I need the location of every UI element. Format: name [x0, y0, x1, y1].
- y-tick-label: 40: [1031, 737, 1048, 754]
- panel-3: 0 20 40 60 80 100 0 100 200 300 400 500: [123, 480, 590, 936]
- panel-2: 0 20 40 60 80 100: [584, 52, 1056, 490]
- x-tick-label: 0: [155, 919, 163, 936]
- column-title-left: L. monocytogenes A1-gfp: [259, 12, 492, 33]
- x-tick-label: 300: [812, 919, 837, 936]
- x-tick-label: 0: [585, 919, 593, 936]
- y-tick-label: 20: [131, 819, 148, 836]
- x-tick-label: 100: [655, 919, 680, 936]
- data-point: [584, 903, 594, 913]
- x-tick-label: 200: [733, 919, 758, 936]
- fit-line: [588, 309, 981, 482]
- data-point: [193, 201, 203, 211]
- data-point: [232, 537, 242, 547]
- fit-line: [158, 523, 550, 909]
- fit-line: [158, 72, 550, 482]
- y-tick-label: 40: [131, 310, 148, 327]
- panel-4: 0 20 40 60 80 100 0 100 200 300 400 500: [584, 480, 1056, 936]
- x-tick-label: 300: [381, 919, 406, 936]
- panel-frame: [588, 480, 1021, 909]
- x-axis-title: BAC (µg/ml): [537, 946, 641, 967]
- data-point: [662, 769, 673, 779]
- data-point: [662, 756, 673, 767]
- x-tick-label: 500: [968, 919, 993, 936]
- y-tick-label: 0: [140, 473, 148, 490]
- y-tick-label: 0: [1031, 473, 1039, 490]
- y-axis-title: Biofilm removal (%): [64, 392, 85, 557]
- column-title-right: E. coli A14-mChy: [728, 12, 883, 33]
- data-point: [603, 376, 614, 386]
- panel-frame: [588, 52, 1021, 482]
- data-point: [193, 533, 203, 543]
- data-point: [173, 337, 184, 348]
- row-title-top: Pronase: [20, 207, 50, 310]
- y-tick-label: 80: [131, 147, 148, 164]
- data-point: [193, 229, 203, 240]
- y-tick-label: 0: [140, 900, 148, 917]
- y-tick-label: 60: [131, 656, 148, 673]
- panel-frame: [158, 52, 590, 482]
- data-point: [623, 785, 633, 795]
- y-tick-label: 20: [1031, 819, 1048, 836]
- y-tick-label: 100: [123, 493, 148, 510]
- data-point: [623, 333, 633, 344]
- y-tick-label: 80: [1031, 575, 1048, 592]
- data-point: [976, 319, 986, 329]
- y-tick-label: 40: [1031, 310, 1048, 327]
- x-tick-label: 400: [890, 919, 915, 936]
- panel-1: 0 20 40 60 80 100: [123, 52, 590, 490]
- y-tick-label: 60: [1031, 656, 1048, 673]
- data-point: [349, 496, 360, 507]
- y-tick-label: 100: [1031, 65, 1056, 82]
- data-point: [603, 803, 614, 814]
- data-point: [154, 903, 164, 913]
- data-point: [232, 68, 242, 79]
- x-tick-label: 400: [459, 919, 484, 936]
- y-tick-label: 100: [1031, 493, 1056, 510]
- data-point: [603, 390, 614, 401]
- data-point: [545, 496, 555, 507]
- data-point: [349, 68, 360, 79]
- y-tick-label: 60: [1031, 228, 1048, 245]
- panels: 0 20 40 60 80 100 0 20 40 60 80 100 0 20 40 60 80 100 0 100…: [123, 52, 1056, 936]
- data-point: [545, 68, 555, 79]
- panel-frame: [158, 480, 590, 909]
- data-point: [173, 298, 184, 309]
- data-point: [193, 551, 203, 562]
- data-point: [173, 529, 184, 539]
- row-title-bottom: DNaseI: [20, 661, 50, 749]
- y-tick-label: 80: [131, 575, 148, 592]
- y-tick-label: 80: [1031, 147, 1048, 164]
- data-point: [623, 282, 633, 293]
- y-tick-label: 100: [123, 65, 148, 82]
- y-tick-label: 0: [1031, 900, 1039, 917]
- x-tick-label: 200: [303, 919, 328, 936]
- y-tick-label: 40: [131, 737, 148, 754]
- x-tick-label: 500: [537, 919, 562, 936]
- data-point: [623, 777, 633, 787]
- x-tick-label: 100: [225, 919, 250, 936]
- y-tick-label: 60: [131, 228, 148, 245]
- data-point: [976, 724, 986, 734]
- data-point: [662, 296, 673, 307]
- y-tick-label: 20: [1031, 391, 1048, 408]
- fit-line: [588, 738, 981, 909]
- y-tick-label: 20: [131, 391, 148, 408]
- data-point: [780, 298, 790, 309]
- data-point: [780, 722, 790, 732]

════════════════════

- Work to complete
Write the whole listing out again. Keep every line exactly as it is.

- Output of the exercise
I need the location of every UI element. Format: name [x0, y0, x1, y1].
- y-tick-label: 40: [1031, 737, 1048, 754]
- panel-3: 0 20 40 60 80 100 0 100 200 300 400 500: [123, 480, 590, 936]
- panel-2: 0 20 40 60 80 100: [584, 52, 1056, 490]
- x-tick-label: 0: [155, 919, 163, 936]
- column-title-left: L. monocytogenes A1-gfp: [259, 12, 492, 33]
- x-tick-label: 300: [812, 919, 837, 936]
- x-tick-label: 0: [585, 919, 593, 936]
- y-tick-label: 20: [131, 819, 148, 836]
- x-tick-label: 100: [655, 919, 680, 936]
- data-point: [584, 903, 594, 913]
- x-tick-label: 200: [733, 919, 758, 936]
- fit-line: [588, 309, 981, 482]
- data-point: [193, 201, 203, 211]
- data-point: [232, 537, 242, 547]
- fit-line: [158, 523, 550, 909]
- fit-line: [158, 72, 550, 482]
- y-tick-label: 40: [131, 310, 148, 327]
- panel-4: 0 20 40 60 80 100 0 100 200 300 400 500: [584, 480, 1056, 936]
- x-tick-label: 300: [381, 919, 406, 936]
- panel-frame: [588, 480, 1021, 909]
- x-axis-title: BAC (µg/ml): [537, 946, 641, 967]
- data-point: [662, 769, 673, 779]
- data-point: [662, 756, 673, 767]
- x-tick-label: 500: [968, 919, 993, 936]
- y-tick-label: 0: [140, 473, 148, 490]
- y-tick-label: 0: [1031, 473, 1039, 490]
- y-axis-title: Biofilm removal (%): [64, 392, 85, 557]
- column-title-right: E. coli A14-mChy: [728, 12, 883, 33]
- data-point: [603, 376, 614, 386]
- panel-frame: [588, 52, 1021, 482]
- data-point: [193, 533, 203, 543]
- data-point: [173, 337, 184, 348]
- row-title-top: Pronase: [20, 207, 50, 310]
- y-tick-label: 80: [131, 147, 148, 164]
- data-point: [193, 229, 203, 240]
- y-tick-label: 0: [140, 900, 148, 917]
- y-tick-label: 60: [131, 656, 148, 673]
- panel-frame: [158, 52, 590, 482]
- data-point: [623, 785, 633, 795]
- y-tick-label: 20: [1031, 819, 1048, 836]
- y-tick-label: 100: [123, 493, 148, 510]
- data-point: [623, 333, 633, 344]
- y-tick-label: 80: [1031, 575, 1048, 592]
- data-point: [976, 319, 986, 329]
- y-tick-label: 40: [1031, 310, 1048, 327]
- x-tick-label: 400: [890, 919, 915, 936]
- panel-1: 0 20 40 60 80 100: [123, 52, 590, 490]
- y-tick-label: 60: [1031, 656, 1048, 673]
- data-point: [349, 496, 360, 507]
- y-tick-label: 100: [1031, 65, 1056, 82]
- data-point: [603, 803, 614, 814]
- data-point: [154, 903, 164, 913]
- data-point: [232, 68, 242, 79]
- x-tick-label: 400: [459, 919, 484, 936]
- y-tick-label: 100: [1031, 493, 1056, 510]
- data-point: [603, 390, 614, 401]
- data-point: [545, 496, 555, 507]
- data-point: [349, 68, 360, 79]
- y-tick-label: 60: [1031, 228, 1048, 245]
- panels: 0 20 40 60 80 100 0 20 40 60 80 100 0 20 40 60 80 100 0 100…: [123, 52, 1056, 936]
- data-point: [545, 68, 555, 79]
- panel-frame: [158, 480, 590, 909]
- data-point: [173, 298, 184, 309]
- data-point: [193, 551, 203, 562]
- data-point: [173, 529, 184, 539]
- row-title-bottom: DNaseI: [20, 661, 50, 749]
- y-tick-label: 80: [131, 575, 148, 592]
- y-tick-label: 80: [1031, 147, 1048, 164]
- data-point: [623, 282, 633, 293]
- y-tick-label: 100: [123, 65, 148, 82]
- y-tick-label: 0: [1031, 900, 1039, 917]
- x-tick-label: 200: [303, 919, 328, 936]
- y-tick-label: 40: [131, 737, 148, 754]
- x-tick-label: 500: [537, 919, 562, 936]
- data-point: [623, 777, 633, 787]
- x-tick-label: 100: [225, 919, 250, 936]
- y-tick-label: 60: [131, 228, 148, 245]
- data-point: [976, 724, 986, 734]
- data-point: [662, 296, 673, 307]
- y-tick-label: 20: [1031, 391, 1048, 408]
- fit-line: [588, 738, 981, 909]
- y-tick-label: 20: [131, 391, 148, 408]
- data-point: [780, 298, 790, 309]
- data-point: [780, 722, 790, 732]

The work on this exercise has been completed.